··· STORED ROWS ···

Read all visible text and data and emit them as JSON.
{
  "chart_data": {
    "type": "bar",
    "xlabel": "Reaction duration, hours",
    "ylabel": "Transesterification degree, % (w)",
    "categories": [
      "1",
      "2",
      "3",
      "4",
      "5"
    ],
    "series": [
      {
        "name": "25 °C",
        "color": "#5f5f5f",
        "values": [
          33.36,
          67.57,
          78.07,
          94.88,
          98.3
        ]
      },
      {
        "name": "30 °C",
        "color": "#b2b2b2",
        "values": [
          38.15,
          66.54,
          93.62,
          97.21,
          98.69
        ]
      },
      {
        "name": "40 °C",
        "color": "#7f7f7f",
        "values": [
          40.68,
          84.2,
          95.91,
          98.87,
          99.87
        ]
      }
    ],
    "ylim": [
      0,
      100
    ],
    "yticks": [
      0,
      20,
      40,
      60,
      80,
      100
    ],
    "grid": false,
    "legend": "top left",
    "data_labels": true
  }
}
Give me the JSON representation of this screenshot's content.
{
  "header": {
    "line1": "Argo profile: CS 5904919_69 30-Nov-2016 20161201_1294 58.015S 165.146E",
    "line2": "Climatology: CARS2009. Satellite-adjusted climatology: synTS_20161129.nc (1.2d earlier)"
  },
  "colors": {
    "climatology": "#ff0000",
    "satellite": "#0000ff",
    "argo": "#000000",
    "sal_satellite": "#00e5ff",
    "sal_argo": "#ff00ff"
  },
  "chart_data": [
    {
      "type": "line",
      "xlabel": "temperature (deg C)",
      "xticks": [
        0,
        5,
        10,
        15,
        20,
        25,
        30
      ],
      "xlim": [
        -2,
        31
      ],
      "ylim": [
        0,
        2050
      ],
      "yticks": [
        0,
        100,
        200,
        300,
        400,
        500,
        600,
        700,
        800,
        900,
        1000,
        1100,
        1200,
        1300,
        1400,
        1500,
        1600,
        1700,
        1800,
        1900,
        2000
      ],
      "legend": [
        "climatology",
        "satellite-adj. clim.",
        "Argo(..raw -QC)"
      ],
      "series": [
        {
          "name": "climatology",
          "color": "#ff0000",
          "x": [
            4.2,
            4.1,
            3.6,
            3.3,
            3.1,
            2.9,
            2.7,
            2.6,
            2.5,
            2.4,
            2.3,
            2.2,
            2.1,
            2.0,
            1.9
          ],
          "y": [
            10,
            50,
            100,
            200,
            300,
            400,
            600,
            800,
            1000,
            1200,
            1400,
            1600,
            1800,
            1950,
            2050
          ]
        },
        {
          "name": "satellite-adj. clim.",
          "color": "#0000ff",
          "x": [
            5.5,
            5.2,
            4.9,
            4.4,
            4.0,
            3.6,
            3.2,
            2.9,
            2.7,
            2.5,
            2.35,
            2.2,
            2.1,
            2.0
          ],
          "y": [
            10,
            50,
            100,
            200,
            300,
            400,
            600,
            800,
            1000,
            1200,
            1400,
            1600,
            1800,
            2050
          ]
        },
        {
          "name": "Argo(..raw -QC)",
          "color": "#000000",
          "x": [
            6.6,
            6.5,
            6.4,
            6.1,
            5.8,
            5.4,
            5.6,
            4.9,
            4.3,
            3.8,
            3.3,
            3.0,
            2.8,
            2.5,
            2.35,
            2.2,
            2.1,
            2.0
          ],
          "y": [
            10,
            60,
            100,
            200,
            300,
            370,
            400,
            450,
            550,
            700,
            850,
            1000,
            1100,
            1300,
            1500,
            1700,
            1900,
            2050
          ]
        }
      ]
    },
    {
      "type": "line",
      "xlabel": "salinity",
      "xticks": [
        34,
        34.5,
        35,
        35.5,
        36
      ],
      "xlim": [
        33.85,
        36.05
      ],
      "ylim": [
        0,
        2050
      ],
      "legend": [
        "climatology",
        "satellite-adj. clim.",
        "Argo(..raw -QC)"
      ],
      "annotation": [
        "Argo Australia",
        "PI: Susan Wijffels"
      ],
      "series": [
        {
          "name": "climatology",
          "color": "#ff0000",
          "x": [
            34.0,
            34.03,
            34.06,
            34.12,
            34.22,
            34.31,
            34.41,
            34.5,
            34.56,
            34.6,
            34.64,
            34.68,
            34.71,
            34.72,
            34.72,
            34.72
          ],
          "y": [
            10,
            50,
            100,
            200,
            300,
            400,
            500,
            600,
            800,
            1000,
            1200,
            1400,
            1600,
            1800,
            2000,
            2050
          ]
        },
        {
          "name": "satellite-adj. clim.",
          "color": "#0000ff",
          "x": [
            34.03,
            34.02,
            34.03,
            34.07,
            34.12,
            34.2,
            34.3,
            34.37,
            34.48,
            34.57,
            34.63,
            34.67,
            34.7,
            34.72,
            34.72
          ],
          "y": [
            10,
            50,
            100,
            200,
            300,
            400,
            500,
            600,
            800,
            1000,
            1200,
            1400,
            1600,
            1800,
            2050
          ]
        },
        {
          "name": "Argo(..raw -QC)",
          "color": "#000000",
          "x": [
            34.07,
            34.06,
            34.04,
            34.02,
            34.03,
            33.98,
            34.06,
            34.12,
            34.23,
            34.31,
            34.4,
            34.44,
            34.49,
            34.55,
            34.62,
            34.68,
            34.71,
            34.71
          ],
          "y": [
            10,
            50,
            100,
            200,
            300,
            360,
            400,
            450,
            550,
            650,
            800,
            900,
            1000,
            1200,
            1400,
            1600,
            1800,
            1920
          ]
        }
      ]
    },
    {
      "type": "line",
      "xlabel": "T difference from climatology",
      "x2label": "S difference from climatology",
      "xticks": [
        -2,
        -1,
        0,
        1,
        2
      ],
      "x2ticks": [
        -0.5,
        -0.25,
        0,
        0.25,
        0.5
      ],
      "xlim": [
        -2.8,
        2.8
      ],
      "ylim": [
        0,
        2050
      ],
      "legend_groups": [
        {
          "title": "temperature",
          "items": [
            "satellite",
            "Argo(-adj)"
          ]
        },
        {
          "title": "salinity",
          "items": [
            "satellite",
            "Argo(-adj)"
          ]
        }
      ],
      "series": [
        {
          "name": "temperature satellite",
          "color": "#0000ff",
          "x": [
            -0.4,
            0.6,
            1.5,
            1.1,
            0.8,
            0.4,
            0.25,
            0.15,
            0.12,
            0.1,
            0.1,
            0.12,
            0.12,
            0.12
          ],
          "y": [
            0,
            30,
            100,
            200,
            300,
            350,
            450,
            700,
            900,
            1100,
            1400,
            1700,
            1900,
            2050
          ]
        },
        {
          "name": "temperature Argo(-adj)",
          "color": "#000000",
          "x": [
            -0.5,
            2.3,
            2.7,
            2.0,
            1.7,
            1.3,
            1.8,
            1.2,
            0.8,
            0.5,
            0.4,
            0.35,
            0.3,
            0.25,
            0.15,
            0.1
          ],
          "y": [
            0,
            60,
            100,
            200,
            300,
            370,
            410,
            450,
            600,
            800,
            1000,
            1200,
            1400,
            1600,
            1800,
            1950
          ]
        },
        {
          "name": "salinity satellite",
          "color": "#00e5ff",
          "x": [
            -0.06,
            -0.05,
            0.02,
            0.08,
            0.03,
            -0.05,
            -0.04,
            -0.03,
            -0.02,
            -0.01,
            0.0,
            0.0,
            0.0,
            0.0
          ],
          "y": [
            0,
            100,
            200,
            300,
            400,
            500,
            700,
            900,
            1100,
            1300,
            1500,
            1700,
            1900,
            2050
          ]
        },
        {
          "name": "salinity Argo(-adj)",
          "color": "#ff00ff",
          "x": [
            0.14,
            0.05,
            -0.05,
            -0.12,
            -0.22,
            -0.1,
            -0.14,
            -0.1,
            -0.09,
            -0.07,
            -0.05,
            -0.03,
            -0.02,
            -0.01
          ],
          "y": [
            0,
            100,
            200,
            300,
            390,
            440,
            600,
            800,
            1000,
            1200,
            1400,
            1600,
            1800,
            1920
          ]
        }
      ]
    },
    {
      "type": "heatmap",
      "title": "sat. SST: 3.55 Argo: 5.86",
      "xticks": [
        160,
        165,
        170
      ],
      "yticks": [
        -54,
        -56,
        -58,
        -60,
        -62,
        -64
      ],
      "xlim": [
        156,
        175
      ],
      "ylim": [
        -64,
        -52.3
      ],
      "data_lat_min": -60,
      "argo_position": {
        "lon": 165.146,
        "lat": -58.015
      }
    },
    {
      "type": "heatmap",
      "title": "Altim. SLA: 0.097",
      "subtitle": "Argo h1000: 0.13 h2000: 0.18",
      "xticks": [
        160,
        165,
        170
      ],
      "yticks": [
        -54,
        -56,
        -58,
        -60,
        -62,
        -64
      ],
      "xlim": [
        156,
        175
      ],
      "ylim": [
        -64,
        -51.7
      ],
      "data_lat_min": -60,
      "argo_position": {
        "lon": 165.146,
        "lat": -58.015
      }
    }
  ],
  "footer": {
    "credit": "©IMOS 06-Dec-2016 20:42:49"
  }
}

···

-- INSTRUCTIONS FOR THE TASK --
Pull out every line above that holds the word "from".

-- EXERCISE SOLUTION --
      "xlabel": "T difference from climatology",
      "x2label": "S difference from climatology",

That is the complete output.